(Dataset rows)
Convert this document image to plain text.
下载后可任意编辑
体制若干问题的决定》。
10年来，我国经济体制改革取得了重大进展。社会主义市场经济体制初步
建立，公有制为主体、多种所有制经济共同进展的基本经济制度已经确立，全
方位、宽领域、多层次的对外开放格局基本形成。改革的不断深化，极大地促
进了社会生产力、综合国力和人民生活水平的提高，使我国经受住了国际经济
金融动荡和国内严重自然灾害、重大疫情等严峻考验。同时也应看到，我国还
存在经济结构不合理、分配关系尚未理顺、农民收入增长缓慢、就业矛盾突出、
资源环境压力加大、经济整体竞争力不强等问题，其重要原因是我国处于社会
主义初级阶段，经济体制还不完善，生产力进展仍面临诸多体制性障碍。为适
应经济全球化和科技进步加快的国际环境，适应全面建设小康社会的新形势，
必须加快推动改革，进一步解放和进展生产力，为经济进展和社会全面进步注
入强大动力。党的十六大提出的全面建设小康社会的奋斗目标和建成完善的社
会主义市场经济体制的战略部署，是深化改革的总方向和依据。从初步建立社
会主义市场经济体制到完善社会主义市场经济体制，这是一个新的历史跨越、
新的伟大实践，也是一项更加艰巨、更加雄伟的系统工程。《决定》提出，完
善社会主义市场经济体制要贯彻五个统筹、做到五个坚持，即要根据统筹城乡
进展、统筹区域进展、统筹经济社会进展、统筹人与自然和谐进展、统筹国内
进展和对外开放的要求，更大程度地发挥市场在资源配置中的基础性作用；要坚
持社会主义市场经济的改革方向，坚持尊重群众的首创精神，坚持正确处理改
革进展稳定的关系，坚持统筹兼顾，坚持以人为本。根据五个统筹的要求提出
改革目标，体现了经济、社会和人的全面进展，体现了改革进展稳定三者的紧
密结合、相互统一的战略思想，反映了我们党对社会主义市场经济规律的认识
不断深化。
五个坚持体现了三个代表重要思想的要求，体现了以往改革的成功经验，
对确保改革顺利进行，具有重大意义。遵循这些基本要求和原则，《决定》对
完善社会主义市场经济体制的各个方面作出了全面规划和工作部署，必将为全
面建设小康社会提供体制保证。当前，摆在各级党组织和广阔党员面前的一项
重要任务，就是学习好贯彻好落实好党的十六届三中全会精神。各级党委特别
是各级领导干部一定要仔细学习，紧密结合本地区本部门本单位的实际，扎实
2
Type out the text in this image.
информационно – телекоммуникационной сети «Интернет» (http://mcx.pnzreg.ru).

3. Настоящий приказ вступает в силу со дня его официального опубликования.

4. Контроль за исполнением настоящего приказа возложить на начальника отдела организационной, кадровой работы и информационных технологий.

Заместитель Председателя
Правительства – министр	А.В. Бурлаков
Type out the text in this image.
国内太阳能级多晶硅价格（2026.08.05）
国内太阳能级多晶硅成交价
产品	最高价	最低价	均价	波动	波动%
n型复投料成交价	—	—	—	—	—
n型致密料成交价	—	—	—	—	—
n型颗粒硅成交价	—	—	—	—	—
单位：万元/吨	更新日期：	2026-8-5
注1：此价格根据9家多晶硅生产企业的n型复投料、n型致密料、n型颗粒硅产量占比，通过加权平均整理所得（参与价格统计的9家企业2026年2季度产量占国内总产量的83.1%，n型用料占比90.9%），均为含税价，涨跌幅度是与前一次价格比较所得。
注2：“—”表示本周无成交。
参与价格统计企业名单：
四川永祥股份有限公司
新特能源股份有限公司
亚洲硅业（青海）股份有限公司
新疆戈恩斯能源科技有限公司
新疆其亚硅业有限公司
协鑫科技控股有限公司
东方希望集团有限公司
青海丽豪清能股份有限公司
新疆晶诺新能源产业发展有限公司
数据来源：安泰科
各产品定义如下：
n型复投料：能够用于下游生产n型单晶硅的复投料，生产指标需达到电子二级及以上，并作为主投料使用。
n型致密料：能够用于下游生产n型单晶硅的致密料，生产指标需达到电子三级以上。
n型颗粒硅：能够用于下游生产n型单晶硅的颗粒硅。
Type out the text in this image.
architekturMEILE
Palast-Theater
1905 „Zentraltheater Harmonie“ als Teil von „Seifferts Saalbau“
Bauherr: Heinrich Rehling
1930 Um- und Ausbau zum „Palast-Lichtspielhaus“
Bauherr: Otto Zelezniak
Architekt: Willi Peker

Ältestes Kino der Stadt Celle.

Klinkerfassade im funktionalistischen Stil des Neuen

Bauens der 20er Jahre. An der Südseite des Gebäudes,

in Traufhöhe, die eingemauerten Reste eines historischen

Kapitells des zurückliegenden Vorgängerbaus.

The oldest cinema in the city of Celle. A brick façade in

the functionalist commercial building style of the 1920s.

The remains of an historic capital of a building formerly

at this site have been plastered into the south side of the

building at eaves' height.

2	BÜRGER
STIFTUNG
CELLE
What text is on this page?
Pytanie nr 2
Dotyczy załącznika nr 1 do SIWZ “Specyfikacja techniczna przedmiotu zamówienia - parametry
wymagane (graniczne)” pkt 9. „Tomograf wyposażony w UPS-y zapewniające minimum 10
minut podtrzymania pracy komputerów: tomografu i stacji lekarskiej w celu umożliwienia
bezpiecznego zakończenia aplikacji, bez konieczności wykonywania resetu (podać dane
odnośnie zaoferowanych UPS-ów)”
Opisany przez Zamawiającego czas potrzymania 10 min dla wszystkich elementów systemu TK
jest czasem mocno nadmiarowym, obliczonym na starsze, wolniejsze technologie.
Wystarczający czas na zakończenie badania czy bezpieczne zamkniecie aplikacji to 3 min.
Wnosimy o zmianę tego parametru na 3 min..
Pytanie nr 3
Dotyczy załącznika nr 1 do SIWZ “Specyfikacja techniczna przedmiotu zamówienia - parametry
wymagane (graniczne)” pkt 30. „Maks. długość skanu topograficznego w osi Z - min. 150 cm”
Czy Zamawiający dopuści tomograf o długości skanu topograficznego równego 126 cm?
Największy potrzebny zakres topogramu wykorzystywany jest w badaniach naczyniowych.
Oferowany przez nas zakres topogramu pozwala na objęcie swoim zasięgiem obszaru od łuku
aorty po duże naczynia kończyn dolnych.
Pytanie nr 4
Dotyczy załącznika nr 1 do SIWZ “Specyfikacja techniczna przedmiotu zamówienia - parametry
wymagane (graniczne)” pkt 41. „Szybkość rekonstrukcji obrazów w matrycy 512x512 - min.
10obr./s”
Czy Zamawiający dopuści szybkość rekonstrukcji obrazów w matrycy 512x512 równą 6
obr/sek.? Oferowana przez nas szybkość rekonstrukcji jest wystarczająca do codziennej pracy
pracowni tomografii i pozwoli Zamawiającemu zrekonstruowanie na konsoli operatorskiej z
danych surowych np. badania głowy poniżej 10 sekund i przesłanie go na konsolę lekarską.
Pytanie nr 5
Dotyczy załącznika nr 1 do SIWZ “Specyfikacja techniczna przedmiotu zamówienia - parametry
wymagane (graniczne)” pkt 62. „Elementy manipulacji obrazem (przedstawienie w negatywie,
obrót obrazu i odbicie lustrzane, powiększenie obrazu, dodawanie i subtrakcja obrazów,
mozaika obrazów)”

> **Exercise instructions**:
Return every line containing "matrycy".

> **Answer to this problem**:
wymagane (graniczne)” pkt 41. „Szybkość rekonstrukcji obrazów w matrycy 512x512 - min.
Czy Zamawiający dopuści szybkość rekonstrukcji obrazów w matrycy 512x512 równą 6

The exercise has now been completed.